■ **DOCUMENT SECTION**
>>>>>
# Smoked Marinated Chuck Roast



## Ross in Ventura (Oct 9, 2015)

Three lb. Chuck Roast and the fix-ins.



Next day 11:00 am out of the fridge and onto a rack over apple juice.







On the Egg 220* indirect.







Wrapped the roast in foil for 2 hrs @ 170* and added two potatoes.



Served with baked potato, and the Chuck Roast had a wonderful flavor from the marinade and well do it again.

Recipe:Marinated Chuck Roast Recipe | Taste of Home

Thanks for look-in!

Ross


----------



## Kayelle (Oct 9, 2015)

I'm going to give that a go with a Tri Tip Ross. That looks and sounds delish!


----------



## Ross in Ventura (Oct 9, 2015)

Kayelle said:


> I'm going to give that a go with a Tri Tip Ross. That looks and sounds delish!


Thanks Kayelle, go for it let me know how it went

Ross


----------



## Cheryl J (Oct 9, 2015)

Looks great, Ross!


----------



## Ross in Ventura (Oct 9, 2015)

Cheryl J said:


> Looks great, Ross!


Thanks Cheryl

Ross


----------



## Whiskadoodle (Oct 9, 2015)

Ross, Nice way to show how to convert an oven recipe to grilling.  

Do you know about how long you cooked it at a low temp before you wrapped the roast?  It looks like it finished juicy and is still slightly pink.  

As a side note,  we live in tri-tip deprivation country, but chuck roasts are one of my/ our favorite roasts to prepare.   

Thanks.


----------



## GotGarlic (Oct 9, 2015)

Kayelle said:


> I'm going to give that a go with a Tri Tip Ross. That looks and sounds delish!



Poor Ross - he's gonna be tri tipped


----------



## Ross in Ventura (Oct 10, 2015)

Whiskadoodle said:


> Ross, Nice way to show how to convert an oven recipe to grilling.
> 
> Do you know about how long you cooked it at a low temp before you wrapped the roast?  It looks like it finished juicy and is still slightly pink.
> 
> ...


Yes, four hrs.

Ross


----------



## IrinaUrsu (Oct 7, 2016)

Looks amazing!


----------
<<<<<
In the chuck roast thread, how long was the roast wrapped in foil, and what was added to the cook then?

■ **DATA BLOCK**
>>>>>
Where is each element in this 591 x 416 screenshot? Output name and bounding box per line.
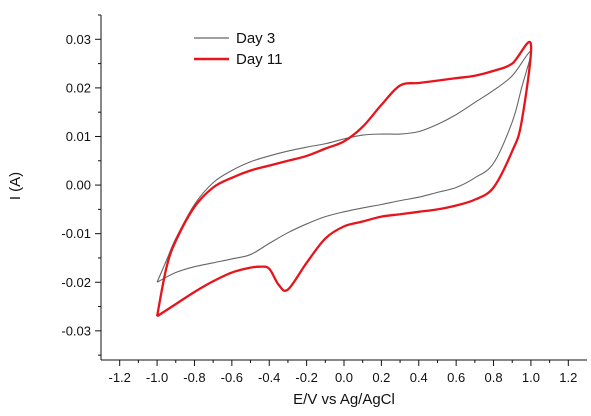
<<<<<
■ **FULL OUTPUT**
It was wrapped for two hours, and two potatoes were added.